▼▼▼

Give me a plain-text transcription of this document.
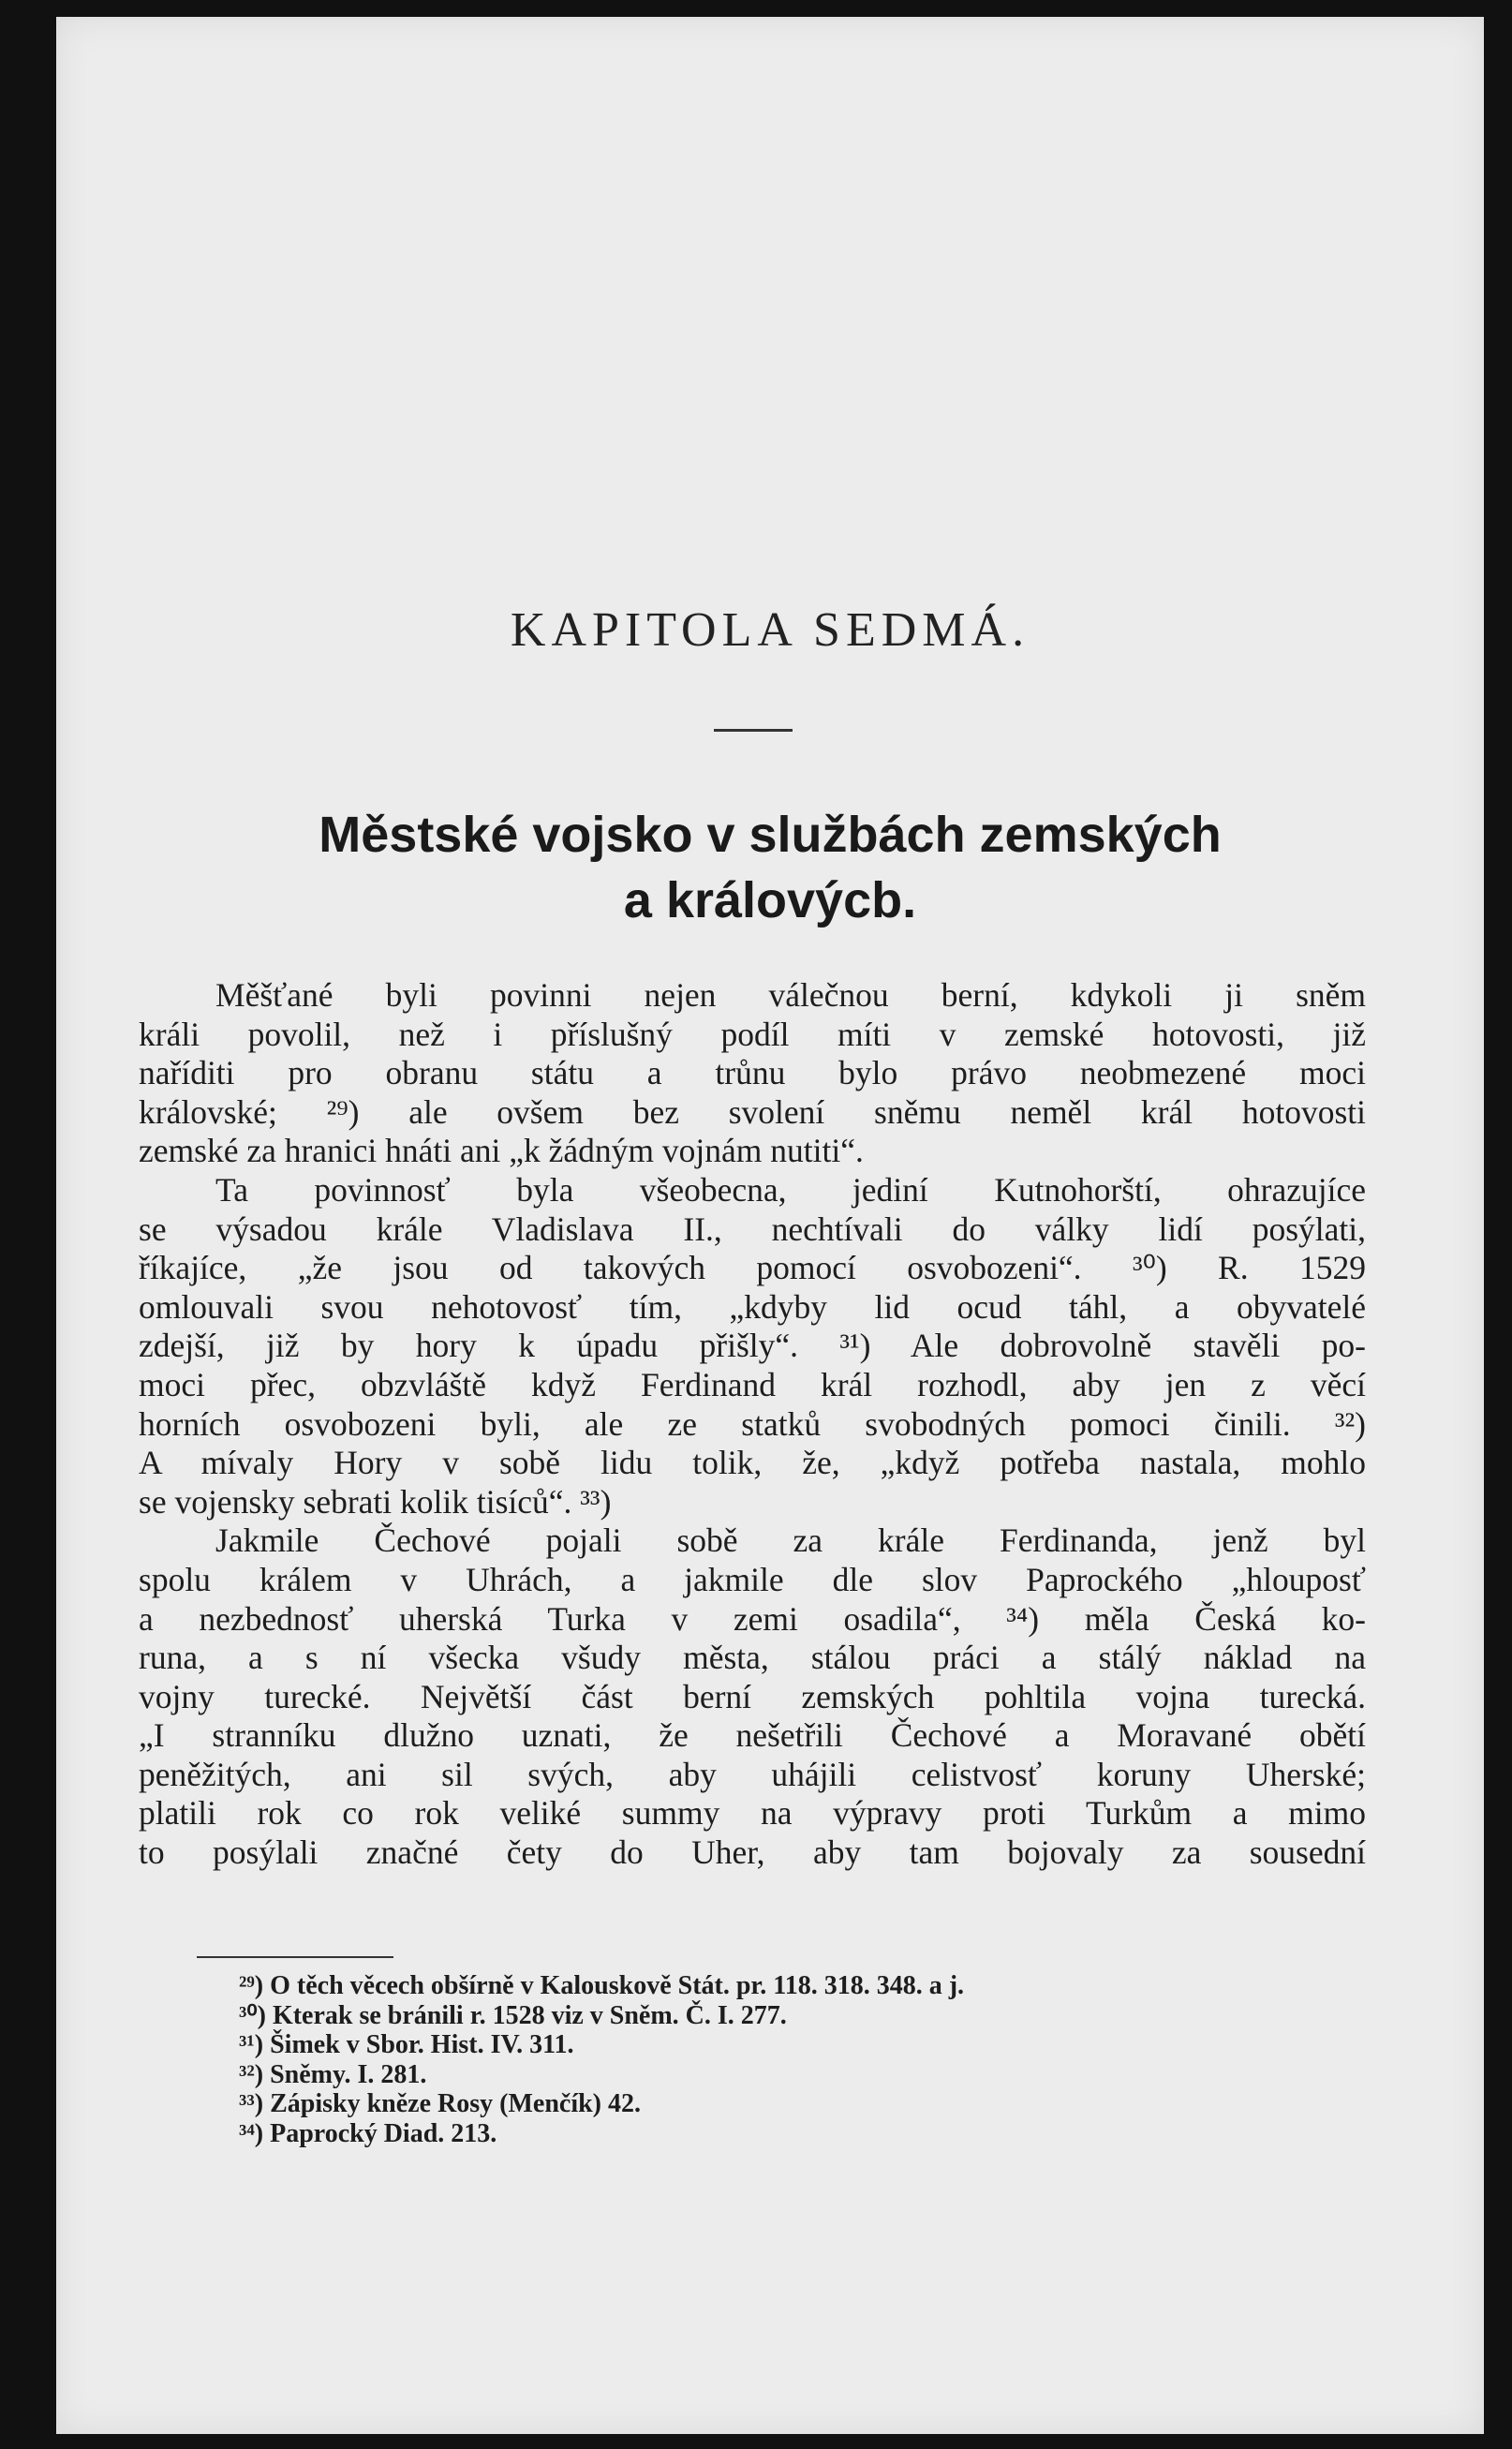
KAPITOLA SEDMÁ.
Městské vojsko v službách zemských
a královýcb.
Měšťané byli povinni nejen válečnou berní, kdykoli ji sněm
králi povolil, než i příslušný podíl míti v zemské hotovosti, již
naříditi pro obranu státu a trůnu bylo právo neobmezené moci
královské; ²⁹) ale ovšem bez svolení sněmu neměl král hotovosti
zemské za hranici hnáti ani „k žádným vojnám nutiti“.
Ta povinnosť byla všeobecna, jediní Kutnohorští, ohrazujíce
se výsadou krále Vladislava II., nechtívali do války lidí posýlati,
říkajíce, „že jsou od takových pomocí osvobozeni“. ³⁰) R. 1529
omlouvali svou nehotovosť tím, „kdyby lid ocud táhl, a obyvatelé
zdejší, již by hory k úpadu přišly“. ³¹) Ale dobrovolně stavěli po-
moci přec, obzvláště když Ferdinand král rozhodl, aby jen z věcí
horních osvobozeni byli, ale ze statků svobodných pomoci činili. ³²)
A mívaly Hory v sobě lidu tolik, že, „když potřeba nastala, mohlo
se vojensky sebrati kolik tisíců“. ³³)
Jakmile Čechové pojali sobě za krále Ferdinanda, jenž byl
spolu králem v Uhrách, a jakmile dle slov Paprockého „hlouposť
a nezbednosť uherská Turka v zemi osadila“, ³⁴) měla Česká ko-
runa, a s ní všecka všudy města, stálou práci a stálý náklad na
vojny turecké. Největší část berní zemských pohltila vojna turecká.
„I stranníku dlužno uznati, že nešetřili Čechové a Moravané obětí
peněžitých, ani sil svých, aby uhájili celistvosť koruny Uherské;
platili rok co rok veliké summy na výpravy proti Turkům a mimo
to posýlali značné čety do Uher, aby tam bojovaly za sousední
²⁹) O těch věcech obšírně v Kalouskově Stát. pr. 118. 318. 348. a j.
³⁰) Kterak se bránili r. 1528 viz v Sněm. Č. I. 277.
³¹) Šimek v Sbor. Hist. IV. 311.
³²) Sněmy. I. 281.
³³) Zápisky kněze Rosy (Menčík) 42.
³⁴) Paprocký Diad. 213.
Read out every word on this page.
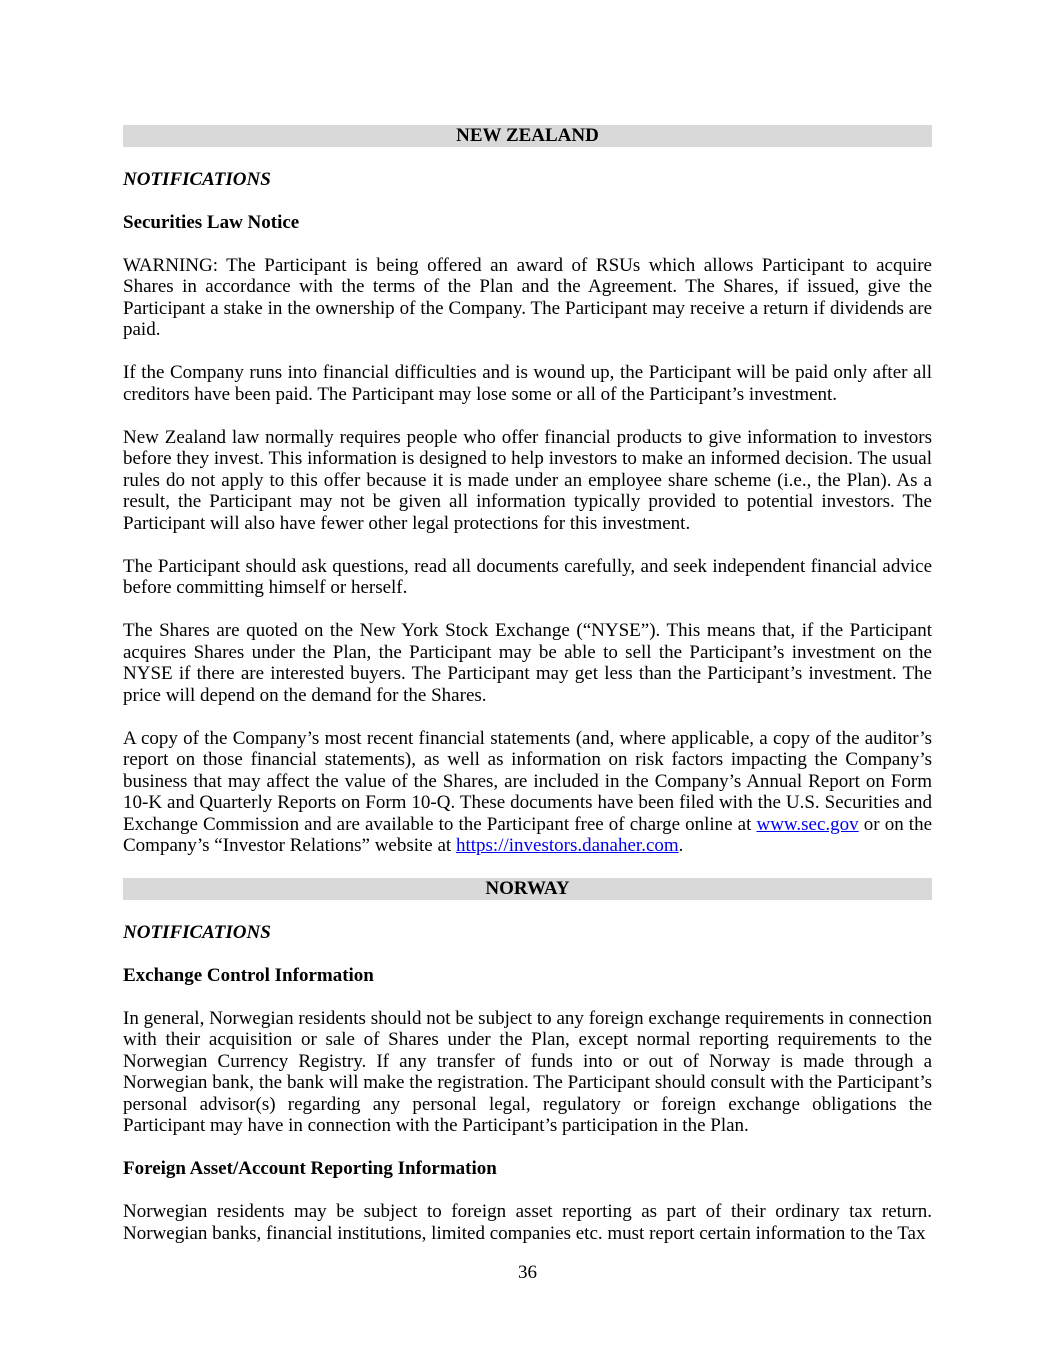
NEW ZEALAND
NOTIFICATIONS
Securities Law Notice

WARNING: The Participant is being offered an award of RSUs which allows Participant to acquire Shares in accordance with the terms of the Plan and the Agreement. The Shares, if issued, give the Participant a stake in the ownership of the Company. The Participant may receive a return if dividends are paid.

If the Company runs into financial difficulties and is wound up, the Participant will be paid only after all creditors have been paid. The Participant may lose some or all of the Participant’s investment.

New Zealand law normally requires people who offer financial products to give information to investors before they invest. This information is designed to help investors to make an informed decision. The usual rules do not apply to this offer because it is made under an employee share scheme (i.e., the Plan). As a result, the Participant may not be given all information typically provided to potential investors. The Participant will also have fewer other legal protections for this investment.

The Participant should ask questions, read all documents carefully, and seek independent financial advice before committing himself or herself.

The Shares are quoted on the New York Stock Exchange (“NYSE”). This means that, if the Participant acquires Shares under the Plan, the Participant may be able to sell the Participant’s investment on the NYSE if there are interested buyers. The Participant may get less than the Participant’s investment. The price will depend on the demand for the Shares.

A copy of the Company’s most recent financial statements (and, where applicable, a copy of the auditor’s report on those financial statements), as well as information on risk factors impacting the Company’s business that may affect the value of the Shares, are included in the Company’s Annual Report on Form 10-K and Quarterly Reports on Form 10-Q. These documents have been filed with the U.S. Securities and Exchange Commission and are available to the Participant free of charge online at www.sec.gov or on the Company’s “Investor Relations” website at https://investors.danaher.com.

NORWAY
NOTIFICATIONS
Exchange Control Information

In general, Norwegian residents should not be subject to any foreign exchange requirements in connection with their acquisition or sale of Shares under the Plan, except normal reporting requirements to the Norwegian Currency Registry. If any transfer of funds into or out of Norway is made through a Norwegian bank, the bank will make the registration. The Participant should consult with the Participant’s personal advisor(s) regarding any personal legal, regulatory or foreign exchange obligations the Participant may have in connection with the Participant’s participation in the Plan.

Foreign Asset/Account Reporting Information

Norwegian residents may be subject to foreign asset reporting as part of their ordinary tax return. Norwegian banks, financial institutions, limited companies etc. must report certain information to the Tax

36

▲▲▲

Locate the string "return" in the listing above and copy every line where it occurs.

WARNING: The Participant is being offered an award of RSUs which allows Participant to acquire Shares in accordance with the terms of the Plan and the Agreement. The Shares, if issued, give the Participant a stake in the ownership of the Company. The Participant may receive a return if dividends are paid.
Norwegian residents may be subject to foreign asset reporting as part of their ordinary tax return. Norwegian banks, financial institutions, limited companies etc. must report certain information to the Tax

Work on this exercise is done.